Assigned task
Could each record be restated word for word?

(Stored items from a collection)
========

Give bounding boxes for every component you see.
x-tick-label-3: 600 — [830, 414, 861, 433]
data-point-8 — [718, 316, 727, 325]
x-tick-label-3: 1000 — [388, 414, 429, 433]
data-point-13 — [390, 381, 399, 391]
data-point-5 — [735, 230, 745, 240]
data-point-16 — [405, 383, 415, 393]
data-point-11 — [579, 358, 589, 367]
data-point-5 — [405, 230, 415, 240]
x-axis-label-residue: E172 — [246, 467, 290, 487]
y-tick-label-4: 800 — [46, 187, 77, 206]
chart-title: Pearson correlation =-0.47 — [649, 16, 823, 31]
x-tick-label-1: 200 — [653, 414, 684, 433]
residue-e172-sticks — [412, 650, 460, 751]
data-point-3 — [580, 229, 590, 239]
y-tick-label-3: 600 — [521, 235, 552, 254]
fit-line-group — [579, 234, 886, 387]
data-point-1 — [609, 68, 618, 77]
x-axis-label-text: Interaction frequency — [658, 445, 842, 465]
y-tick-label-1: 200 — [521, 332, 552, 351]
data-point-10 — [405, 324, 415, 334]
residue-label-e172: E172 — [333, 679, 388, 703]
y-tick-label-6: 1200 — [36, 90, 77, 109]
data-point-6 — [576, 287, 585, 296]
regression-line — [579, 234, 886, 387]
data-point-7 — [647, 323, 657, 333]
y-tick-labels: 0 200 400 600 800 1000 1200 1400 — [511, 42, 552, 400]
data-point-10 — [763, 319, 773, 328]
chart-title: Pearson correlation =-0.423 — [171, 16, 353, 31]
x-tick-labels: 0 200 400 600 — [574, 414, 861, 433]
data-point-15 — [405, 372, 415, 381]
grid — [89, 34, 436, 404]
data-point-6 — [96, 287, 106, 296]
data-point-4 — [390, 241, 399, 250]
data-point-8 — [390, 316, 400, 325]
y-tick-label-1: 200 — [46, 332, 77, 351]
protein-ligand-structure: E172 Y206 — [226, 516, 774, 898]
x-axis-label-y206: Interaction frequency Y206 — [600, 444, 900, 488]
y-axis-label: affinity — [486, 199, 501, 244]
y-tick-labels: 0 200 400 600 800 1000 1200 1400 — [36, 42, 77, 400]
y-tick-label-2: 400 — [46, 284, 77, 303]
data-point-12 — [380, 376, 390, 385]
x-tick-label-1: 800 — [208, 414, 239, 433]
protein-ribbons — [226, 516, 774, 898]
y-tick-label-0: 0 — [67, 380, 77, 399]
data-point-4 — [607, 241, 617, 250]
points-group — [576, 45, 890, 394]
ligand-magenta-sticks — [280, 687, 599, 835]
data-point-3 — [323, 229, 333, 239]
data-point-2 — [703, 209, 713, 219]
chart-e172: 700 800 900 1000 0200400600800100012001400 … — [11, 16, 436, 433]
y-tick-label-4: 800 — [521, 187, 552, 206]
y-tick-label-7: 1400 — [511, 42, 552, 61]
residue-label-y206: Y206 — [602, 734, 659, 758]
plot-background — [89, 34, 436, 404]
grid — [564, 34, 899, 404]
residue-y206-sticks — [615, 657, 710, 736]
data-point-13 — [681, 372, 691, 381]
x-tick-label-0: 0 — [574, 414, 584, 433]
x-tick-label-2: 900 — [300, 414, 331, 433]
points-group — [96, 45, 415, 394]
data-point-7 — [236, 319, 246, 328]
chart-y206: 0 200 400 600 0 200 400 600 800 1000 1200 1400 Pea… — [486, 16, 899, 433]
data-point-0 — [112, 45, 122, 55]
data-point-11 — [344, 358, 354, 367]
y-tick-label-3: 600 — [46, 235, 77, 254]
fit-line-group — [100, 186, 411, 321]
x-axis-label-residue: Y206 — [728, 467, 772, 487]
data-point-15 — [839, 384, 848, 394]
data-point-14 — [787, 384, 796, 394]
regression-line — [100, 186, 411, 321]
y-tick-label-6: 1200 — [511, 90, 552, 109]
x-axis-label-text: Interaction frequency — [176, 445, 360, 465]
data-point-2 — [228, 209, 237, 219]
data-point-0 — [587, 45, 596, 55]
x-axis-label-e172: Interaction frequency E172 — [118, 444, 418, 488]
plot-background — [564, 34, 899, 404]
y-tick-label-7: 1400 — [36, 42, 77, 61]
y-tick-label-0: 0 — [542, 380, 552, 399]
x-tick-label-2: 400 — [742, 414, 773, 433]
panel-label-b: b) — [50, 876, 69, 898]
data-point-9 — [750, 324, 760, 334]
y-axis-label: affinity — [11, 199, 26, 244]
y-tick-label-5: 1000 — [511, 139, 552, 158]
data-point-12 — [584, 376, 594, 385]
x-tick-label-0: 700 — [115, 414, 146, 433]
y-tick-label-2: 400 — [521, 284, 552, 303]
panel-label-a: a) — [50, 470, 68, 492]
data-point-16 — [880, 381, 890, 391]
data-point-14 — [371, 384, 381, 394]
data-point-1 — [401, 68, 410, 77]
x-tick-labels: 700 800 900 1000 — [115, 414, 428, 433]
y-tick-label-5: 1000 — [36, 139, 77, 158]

========

Solution for this exercise
Give bounding boxes for every component you see.
x-tick-label-3: 600 — [830, 414, 861, 433]
data-point-8 — [718, 316, 727, 325]
x-tick-label-3: 1000 — [388, 414, 429, 433]
data-point-13 — [390, 381, 399, 391]
data-point-5 — [735, 230, 745, 240]
data-point-16 — [405, 383, 415, 393]
data-point-11 — [579, 358, 589, 367]
data-point-5 — [405, 230, 415, 240]
x-axis-label-residue: E172 — [246, 467, 290, 487]
y-tick-label-4: 800 — [46, 187, 77, 206]
chart-title: Pearson correlation =-0.47 — [649, 16, 823, 31]
x-tick-label-1: 200 — [653, 414, 684, 433]
residue-e172-sticks — [412, 650, 460, 751]
data-point-3 — [580, 229, 590, 239]
y-tick-label-3: 600 — [521, 235, 552, 254]
fit-line-group — [579, 234, 886, 387]
data-point-1 — [609, 68, 618, 77]
x-axis-label-text: Interaction frequency — [658, 445, 842, 465]
y-tick-label-1: 200 — [521, 332, 552, 351]
data-point-10 — [405, 324, 415, 334]
residue-label-e172: E172 — [333, 679, 388, 703]
y-tick-label-6: 1200 — [36, 90, 77, 109]
data-point-6 — [576, 287, 585, 296]
regression-line — [579, 234, 886, 387]
data-point-7 — [647, 323, 657, 333]
y-tick-labels: 0 200 400 600 800 1000 1200 1400 — [511, 42, 552, 400]
data-point-10 — [763, 319, 773, 328]
chart-title: Pearson correlation =-0.423 — [171, 16, 353, 31]
x-tick-labels: 0 200 400 600 — [574, 414, 861, 433]
data-point-15 — [405, 372, 415, 381]
grid — [89, 34, 436, 404]
data-point-6 — [96, 287, 106, 296]
data-point-4 — [390, 241, 399, 250]
data-point-8 — [390, 316, 400, 325]
y-tick-label-1: 200 — [46, 332, 77, 351]
protein-ligand-structure: E172 Y206 — [226, 516, 774, 898]
x-axis-label-y206: Interaction frequency Y206 — [600, 444, 900, 488]
y-axis-label: affinity — [486, 199, 501, 244]
y-tick-labels: 0 200 400 600 800 1000 1200 1400 — [36, 42, 77, 400]
y-tick-label-2: 400 — [46, 284, 77, 303]
data-point-12 — [380, 376, 390, 385]
x-tick-label-1: 800 — [208, 414, 239, 433]
protein-ribbons — [226, 516, 774, 898]
y-tick-label-0: 0 — [67, 380, 77, 399]
data-point-4 — [607, 241, 617, 250]
points-group — [576, 45, 890, 394]
ligand-magenta-sticks — [280, 687, 599, 835]
data-point-3 — [323, 229, 333, 239]
data-point-2 — [703, 209, 713, 219]
chart-e172: 700 800 900 1000 0200400600800100012001400 … — [11, 16, 436, 433]
y-tick-label-4: 800 — [521, 187, 552, 206]
y-tick-label-7: 1400 — [511, 42, 552, 61]
residue-label-y206: Y206 — [602, 734, 659, 758]
plot-background — [89, 34, 436, 404]
grid — [564, 34, 899, 404]
residue-y206-sticks — [615, 657, 710, 736]
data-point-13 — [681, 372, 691, 381]
x-tick-label-0: 0 — [574, 414, 584, 433]
x-tick-label-2: 900 — [300, 414, 331, 433]
points-group — [96, 45, 415, 394]
data-point-7 — [236, 319, 246, 328]
chart-y206: 0 200 400 600 0 200 400 600 800 1000 1200 1400 Pea… — [486, 16, 899, 433]
data-point-0 — [112, 45, 122, 55]
data-point-11 — [344, 358, 354, 367]
y-tick-label-3: 600 — [46, 235, 77, 254]
fit-line-group — [100, 186, 411, 321]
x-axis-label-residue: Y206 — [728, 467, 772, 487]
data-point-15 — [839, 384, 848, 394]
data-point-14 — [787, 384, 796, 394]
regression-line — [100, 186, 411, 321]
y-tick-label-6: 1200 — [511, 90, 552, 109]
x-axis-label-text: Interaction frequency — [176, 445, 360, 465]
data-point-2 — [228, 209, 237, 219]
data-point-0 — [587, 45, 596, 55]
x-axis-label-e172: Interaction frequency E172 — [118, 444, 418, 488]
plot-background — [564, 34, 899, 404]
y-tick-label-7: 1400 — [36, 42, 77, 61]
y-tick-label-0: 0 — [542, 380, 552, 399]
x-tick-label-2: 400 — [742, 414, 773, 433]
panel-label-b: b) — [50, 876, 69, 898]
data-point-9 — [750, 324, 760, 334]
y-axis-label: affinity — [11, 199, 26, 244]
y-tick-label-5: 1000 — [511, 139, 552, 158]
data-point-12 — [584, 376, 594, 385]
x-tick-label-0: 700 — [115, 414, 146, 433]
y-tick-label-2: 400 — [521, 284, 552, 303]
panel-label-a: a) — [50, 470, 68, 492]
data-point-16 — [880, 381, 890, 391]
data-point-14 — [371, 384, 381, 394]
data-point-1 — [401, 68, 410, 77]
x-tick-labels: 700 800 900 1000 — [115, 414, 428, 433]
y-tick-label-5: 1000 — [36, 139, 77, 158]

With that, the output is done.